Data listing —
((

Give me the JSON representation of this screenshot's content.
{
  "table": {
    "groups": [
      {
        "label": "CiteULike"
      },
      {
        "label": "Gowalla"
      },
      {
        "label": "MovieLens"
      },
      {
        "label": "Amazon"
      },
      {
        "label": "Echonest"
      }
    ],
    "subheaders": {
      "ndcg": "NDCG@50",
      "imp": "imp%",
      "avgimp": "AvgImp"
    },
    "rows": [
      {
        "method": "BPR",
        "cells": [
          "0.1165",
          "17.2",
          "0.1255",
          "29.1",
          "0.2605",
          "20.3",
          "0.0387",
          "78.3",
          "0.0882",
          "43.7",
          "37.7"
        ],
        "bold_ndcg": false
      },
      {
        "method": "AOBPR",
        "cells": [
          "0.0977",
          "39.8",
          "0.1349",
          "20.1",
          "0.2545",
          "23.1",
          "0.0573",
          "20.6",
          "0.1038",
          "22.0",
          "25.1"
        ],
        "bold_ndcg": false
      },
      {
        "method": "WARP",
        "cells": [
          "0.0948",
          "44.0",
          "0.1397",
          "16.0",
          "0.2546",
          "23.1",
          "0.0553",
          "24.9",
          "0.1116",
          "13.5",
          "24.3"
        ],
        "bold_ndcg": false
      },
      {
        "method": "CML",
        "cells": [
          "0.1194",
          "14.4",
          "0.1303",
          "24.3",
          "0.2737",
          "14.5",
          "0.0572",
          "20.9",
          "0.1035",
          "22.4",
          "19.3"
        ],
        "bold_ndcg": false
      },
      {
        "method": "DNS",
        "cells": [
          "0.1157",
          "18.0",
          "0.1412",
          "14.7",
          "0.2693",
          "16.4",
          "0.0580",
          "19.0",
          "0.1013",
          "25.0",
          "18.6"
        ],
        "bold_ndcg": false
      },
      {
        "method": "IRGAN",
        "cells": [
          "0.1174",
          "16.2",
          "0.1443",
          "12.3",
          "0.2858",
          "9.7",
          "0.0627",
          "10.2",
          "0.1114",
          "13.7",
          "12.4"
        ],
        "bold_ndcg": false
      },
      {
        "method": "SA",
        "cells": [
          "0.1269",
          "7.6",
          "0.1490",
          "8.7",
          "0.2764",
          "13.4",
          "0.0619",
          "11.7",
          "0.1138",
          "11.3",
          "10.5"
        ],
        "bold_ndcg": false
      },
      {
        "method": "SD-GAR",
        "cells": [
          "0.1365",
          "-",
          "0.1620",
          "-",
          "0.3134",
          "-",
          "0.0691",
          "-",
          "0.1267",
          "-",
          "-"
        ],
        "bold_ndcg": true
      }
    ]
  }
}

))

EXERCISE OBJECTIVE —
Search the listing for the string "method". Copy each line where it turns up.

FINAL RESULT —
        "method": "BPR",
        "method": "AOBPR",
        "method": "WARP",
        "method": "CML",
        "method": "DNS",
        "method": "IRGAN",
        "method": "SA",
        "method": "SD-GAR",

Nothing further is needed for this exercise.